**What the task asks**
Retype the listing that follows, word for word.

**Available records**
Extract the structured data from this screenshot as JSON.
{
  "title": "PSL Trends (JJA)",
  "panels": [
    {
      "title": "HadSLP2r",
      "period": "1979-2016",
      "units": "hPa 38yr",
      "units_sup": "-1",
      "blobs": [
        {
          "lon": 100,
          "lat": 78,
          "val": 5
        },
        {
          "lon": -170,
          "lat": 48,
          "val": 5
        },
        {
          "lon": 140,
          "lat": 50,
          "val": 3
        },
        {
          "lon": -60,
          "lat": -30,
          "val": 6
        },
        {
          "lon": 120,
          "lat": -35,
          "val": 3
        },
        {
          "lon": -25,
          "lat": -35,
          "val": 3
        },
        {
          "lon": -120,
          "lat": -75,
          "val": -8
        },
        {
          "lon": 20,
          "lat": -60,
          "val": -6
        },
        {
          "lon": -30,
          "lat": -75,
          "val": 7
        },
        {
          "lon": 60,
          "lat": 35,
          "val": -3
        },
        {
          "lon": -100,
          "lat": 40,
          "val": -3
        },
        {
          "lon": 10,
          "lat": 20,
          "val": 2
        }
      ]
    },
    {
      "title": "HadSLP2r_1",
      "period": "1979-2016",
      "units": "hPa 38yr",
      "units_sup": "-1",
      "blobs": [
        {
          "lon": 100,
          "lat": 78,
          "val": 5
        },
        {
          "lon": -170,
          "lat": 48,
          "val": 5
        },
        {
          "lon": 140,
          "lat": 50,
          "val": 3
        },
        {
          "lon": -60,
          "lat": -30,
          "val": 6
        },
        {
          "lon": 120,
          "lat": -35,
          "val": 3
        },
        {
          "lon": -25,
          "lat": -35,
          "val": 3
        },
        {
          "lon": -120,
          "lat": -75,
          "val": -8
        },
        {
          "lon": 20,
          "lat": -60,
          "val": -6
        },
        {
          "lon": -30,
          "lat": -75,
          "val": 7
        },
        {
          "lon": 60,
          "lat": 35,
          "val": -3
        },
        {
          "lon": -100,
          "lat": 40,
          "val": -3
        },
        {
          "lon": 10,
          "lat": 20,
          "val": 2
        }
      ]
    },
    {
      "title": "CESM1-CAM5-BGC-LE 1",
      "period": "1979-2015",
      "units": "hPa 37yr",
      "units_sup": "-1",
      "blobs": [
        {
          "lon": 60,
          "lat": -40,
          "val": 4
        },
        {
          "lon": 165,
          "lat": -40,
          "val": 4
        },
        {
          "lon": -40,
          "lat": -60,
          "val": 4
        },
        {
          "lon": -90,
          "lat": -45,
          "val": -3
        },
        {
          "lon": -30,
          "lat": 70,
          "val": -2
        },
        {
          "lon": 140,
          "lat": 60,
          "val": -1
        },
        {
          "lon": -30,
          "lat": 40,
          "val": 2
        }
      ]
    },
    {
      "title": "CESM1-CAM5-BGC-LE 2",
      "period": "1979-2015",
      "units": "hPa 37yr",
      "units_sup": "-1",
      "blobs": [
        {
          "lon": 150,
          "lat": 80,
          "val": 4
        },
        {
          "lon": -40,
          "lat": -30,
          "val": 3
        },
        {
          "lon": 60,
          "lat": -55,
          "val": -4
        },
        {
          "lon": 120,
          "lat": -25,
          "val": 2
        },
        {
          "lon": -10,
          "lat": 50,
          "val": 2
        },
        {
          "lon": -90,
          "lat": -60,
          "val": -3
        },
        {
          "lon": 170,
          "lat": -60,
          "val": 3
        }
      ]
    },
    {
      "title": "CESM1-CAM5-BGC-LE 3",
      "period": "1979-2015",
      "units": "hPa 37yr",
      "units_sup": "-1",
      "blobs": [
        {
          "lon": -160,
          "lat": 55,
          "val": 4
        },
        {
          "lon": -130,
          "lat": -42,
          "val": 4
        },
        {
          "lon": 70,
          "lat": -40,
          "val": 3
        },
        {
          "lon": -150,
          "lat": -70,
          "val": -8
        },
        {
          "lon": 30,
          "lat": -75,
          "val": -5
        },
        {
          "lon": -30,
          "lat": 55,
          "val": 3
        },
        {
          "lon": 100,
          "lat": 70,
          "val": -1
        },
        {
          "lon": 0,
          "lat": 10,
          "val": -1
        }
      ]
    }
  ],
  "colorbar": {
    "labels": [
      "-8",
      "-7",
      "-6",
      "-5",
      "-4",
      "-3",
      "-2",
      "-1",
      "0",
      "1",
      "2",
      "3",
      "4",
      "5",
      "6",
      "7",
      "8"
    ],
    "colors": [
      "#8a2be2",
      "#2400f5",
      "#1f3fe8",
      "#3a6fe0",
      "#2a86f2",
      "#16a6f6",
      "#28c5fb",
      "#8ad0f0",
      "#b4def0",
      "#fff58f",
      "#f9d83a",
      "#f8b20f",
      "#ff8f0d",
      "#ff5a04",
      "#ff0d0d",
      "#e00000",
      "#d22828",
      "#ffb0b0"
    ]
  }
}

**Task response**
Extract the structured data from this screenshot as JSON.
{
  "title": "PSL Trends (JJA)",
  "panels": [
    {
      "title": "HadSLP2r",
      "period": "1979-2016",
      "units": "hPa 38yr",
      "units_sup": "-1",
      "blobs": [
        {
          "lon": 100,
          "lat": 78,
          "val": 5
        },
        {
          "lon": -170,
          "lat": 48,
          "val": 5
        },
        {
          "lon": 140,
          "lat": 50,
          "val": 3
        },
        {
          "lon": -60,
          "lat": -30,
          "val": 6
        },
        {
          "lon": 120,
          "lat": -35,
          "val": 3
        },
        {
          "lon": -25,
          "lat": -35,
          "val": 3
        },
        {
          "lon": -120,
          "lat": -75,
          "val": -8
        },
        {
          "lon": 20,
          "lat": -60,
          "val": -6
        },
        {
          "lon": -30,
          "lat": -75,
          "val": 7
        },
        {
          "lon": 60,
          "lat": 35,
          "val": -3
        },
        {
          "lon": -100,
          "lat": 40,
          "val": -3
        },
        {
          "lon": 10,
          "lat": 20,
          "val": 2
        }
      ]
    },
    {
      "title": "HadSLP2r_1",
      "period": "1979-2016",
      "units": "hPa 38yr",
      "units_sup": "-1",
      "blobs": [
        {
          "lon": 100,
          "lat": 78,
          "val": 5
        },
        {
          "lon": -170,
          "lat": 48,
          "val": 5
        },
        {
          "lon": 140,
          "lat": 50,
          "val": 3
        },
        {
          "lon": -60,
          "lat": -30,
          "val": 6
        },
        {
          "lon": 120,
          "lat": -35,
          "val": 3
        },
        {
          "lon": -25,
          "lat": -35,
          "val": 3
        },
        {
          "lon": -120,
          "lat": -75,
          "val": -8
        },
        {
          "lon": 20,
          "lat": -60,
          "val": -6
        },
        {
          "lon": -30,
          "lat": -75,
          "val": 7
        },
        {
          "lon": 60,
          "lat": 35,
          "val": -3
        },
        {
          "lon": -100,
          "lat": 40,
          "val": -3
        },
        {
          "lon": 10,
          "lat": 20,
          "val": 2
        }
      ]
    },
    {
      "title": "CESM1-CAM5-BGC-LE 1",
      "period": "1979-2015",
      "units": "hPa 37yr",
      "units_sup": "-1",
      "blobs": [
        {
          "lon": 60,
          "lat": -40,
          "val": 4
        },
        {
          "lon": 165,
          "lat": -40,
          "val": 4
        },
        {
          "lon": -40,
          "lat": -60,
          "val": 4
        },
        {
          "lon": -90,
          "lat": -45,
          "val": -3
        },
        {
          "lon": -30,
          "lat": 70,
          "val": -2
        },
        {
          "lon": 140,
          "lat": 60,
          "val": -1
        },
        {
          "lon": -30,
          "lat": 40,
          "val": 2
        }
      ]
    },
    {
      "title": "CESM1-CAM5-BGC-LE 2",
      "period": "1979-2015",
      "units": "hPa 37yr",
      "units_sup": "-1",
      "blobs": [
        {
          "lon": 150,
          "lat": 80,
          "val": 4
        },
        {
          "lon": -40,
          "lat": -30,
          "val": 3
        },
        {
          "lon": 60,
          "lat": -55,
          "val": -4
        },
        {
          "lon": 120,
          "lat": -25,
          "val": 2
        },
        {
          "lon": -10,
          "lat": 50,
          "val": 2
        },
        {
          "lon": -90,
          "lat": -60,
          "val": -3
        },
        {
          "lon": 170,
          "lat": -60,
          "val": 3
        }
      ]
    },
    {
      "title": "CESM1-CAM5-BGC-LE 3",
      "period": "1979-2015",
      "units": "hPa 37yr",
      "units_sup": "-1",
      "blobs": [
        {
          "lon": -160,
          "lat": 55,
          "val": 4
        },
        {
          "lon": -130,
          "lat": -42,
          "val": 4
        },
        {
          "lon": 70,
          "lat": -40,
          "val": 3
        },
        {
          "lon": -150,
          "lat": -70,
          "val": -8
        },
        {
          "lon": 30,
          "lat": -75,
          "val": -5
        },
        {
          "lon": -30,
          "lat": 55,
          "val": 3
        },
        {
          "lon": 100,
          "lat": 70,
          "val": -1
        },
        {
          "lon": 0,
          "lat": 10,
          "val": -1
        }
      ]
    }
  ],
  "colorbar": {
    "labels": [
      "-8",
      "-7",
      "-6",
      "-5",
      "-4",
      "-3",
      "-2",
      "-1",
      "0",
      "1",
      "2",
      "3",
      "4",
      "5",
      "6",
      "7",
      "8"
    ],
    "colors": [
      "#8a2be2",
      "#2400f5",
      "#1f3fe8",
      "#3a6fe0",
      "#2a86f2",
      "#16a6f6",
      "#28c5fb",
      "#8ad0f0",
      "#b4def0",
      "#fff58f",
      "#f9d83a",
      "#f8b20f",
      "#ff8f0d",
      "#ff5a04",
      "#ff0d0d",
      "#e00000",
      "#d22828",
      "#ffb0b0"
    ]
  }
}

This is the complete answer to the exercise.